Provided material:
* BEGIN *

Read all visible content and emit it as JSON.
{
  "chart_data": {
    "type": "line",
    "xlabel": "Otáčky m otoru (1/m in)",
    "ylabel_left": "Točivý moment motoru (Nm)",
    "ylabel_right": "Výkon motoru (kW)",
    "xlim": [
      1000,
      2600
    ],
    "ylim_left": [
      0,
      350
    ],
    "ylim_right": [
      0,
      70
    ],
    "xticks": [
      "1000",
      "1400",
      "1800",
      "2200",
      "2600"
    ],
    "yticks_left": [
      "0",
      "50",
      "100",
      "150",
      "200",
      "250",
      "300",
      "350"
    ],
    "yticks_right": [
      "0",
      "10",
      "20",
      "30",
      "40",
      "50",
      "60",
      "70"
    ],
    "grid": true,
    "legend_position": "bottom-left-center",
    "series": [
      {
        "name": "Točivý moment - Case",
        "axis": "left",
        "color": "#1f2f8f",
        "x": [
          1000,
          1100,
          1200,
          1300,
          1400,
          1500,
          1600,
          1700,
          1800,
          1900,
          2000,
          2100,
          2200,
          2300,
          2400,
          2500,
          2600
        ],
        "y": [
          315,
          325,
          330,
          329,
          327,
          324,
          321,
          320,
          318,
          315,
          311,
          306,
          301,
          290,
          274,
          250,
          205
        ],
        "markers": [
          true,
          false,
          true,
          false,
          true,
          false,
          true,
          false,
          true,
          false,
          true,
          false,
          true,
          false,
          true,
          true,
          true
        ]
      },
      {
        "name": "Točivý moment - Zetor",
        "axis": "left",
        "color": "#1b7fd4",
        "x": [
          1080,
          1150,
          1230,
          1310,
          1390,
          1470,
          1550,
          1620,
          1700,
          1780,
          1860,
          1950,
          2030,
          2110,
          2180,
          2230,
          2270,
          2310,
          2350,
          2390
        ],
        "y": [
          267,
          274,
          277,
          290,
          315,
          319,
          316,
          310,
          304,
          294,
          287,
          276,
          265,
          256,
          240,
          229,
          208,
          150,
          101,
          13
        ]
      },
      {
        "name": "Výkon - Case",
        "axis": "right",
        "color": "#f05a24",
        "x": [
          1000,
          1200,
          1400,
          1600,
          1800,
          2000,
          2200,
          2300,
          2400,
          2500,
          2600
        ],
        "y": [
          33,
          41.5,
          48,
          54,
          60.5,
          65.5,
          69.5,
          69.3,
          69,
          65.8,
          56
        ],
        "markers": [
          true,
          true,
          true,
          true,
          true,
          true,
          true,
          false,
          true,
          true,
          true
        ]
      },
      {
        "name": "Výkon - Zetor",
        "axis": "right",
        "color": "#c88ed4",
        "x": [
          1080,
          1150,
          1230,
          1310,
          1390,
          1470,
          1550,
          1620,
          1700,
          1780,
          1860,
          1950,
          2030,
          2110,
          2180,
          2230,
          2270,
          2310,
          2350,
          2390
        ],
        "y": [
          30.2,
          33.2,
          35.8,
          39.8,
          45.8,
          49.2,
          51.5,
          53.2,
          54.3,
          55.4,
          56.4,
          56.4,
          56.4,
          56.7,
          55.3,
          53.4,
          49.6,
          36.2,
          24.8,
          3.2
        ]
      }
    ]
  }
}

* END *

Task: Retype the records above exactly.

Solution:
Read all visible content and emit it as JSON.
{
  "chart_data": {
    "type": "line",
    "xlabel": "Otáčky m otoru (1/m in)",
    "ylabel_left": "Točivý moment motoru (Nm)",
    "ylabel_right": "Výkon motoru (kW)",
    "xlim": [
      1000,
      2600
    ],
    "ylim_left": [
      0,
      350
    ],
    "ylim_right": [
      0,
      70
    ],
    "xticks": [
      "1000",
      "1400",
      "1800",
      "2200",
      "2600"
    ],
    "yticks_left": [
      "0",
      "50",
      "100",
      "150",
      "200",
      "250",
      "300",
      "350"
    ],
    "yticks_right": [
      "0",
      "10",
      "20",
      "30",
      "40",
      "50",
      "60",
      "70"
    ],
    "grid": true,
    "legend_position": "bottom-left-center",
    "series": [
      {
        "name": "Točivý moment - Case",
        "axis": "left",
        "color": "#1f2f8f",
        "x": [
          1000,
          1100,
          1200,
          1300,
          1400,
          1500,
          1600,
          1700,
          1800,
          1900,
          2000,
          2100,
          2200,
          2300,
          2400,
          2500,
          2600
        ],
        "y": [
          315,
          325,
          330,
          329,
          327,
          324,
          321,
          320,
          318,
          315,
          311,
          306,
          301,
          290,
          274,
          250,
          205
        ],
        "markers": [
          true,
          false,
          true,
          false,
          true,
          false,
          true,
          false,
          true,
          false,
          true,
          false,
          true,
          false,
          true,
          true,
          true
        ]
      },
      {
        "name": "Točivý moment - Zetor",
        "axis": "left",
        "color": "#1b7fd4",
        "x": [
          1080,
          1150,
          1230,
          1310,
          1390,
          1470,
          1550,
          1620,
          1700,
          1780,
          1860,
          1950,
          2030,
          2110,
          2180,
          2230,
          2270,
          2310,
          2350,
          2390
        ],
        "y": [
          267,
          274,
          277,
          290,
          315,
          319,
          316,
          310,
          304,
          294,
          287,
          276,
          265,
          256,
          240,
          229,
          208,
          150,
          101,
          13
        ]
      },
      {
        "name": "Výkon - Case",
        "axis": "right",
        "color": "#f05a24",
        "x": [
          1000,
          1200,
          1400,
          1600,
          1800,
          2000,
          2200,
          2300,
          2400,
          2500,
          2600
        ],
        "y": [
          33,
          41.5,
          48,
          54,
          60.5,
          65.5,
          69.5,
          69.3,
          69,
          65.8,
          56
        ],
        "markers": [
          true,
          true,
          true,
          true,
          true,
          true,
          true,
          false,
          true,
          true,
          true
        ]
      },
      {
        "name": "Výkon - Zetor",
        "axis": "right",
        "color": "#c88ed4",
        "x": [
          1080,
          1150,
          1230,
          1310,
          1390,
          1470,
          1550,
          1620,
          1700,
          1780,
          1860,
          1950,
          2030,
          2110,
          2180,
          2230,
          2270,
          2310,
          2350,
          2390
        ],
        "y": [
          30.2,
          33.2,
          35.8,
          39.8,
          45.8,
          49.2,
          51.5,
          53.2,
          54.3,
          55.4,
          56.4,
          56.4,
          56.4,
          56.7,
          55.3,
          53.4,
          49.6,
          36.2,
          24.8,
          3.2
        ]
      }
    ]
  }
}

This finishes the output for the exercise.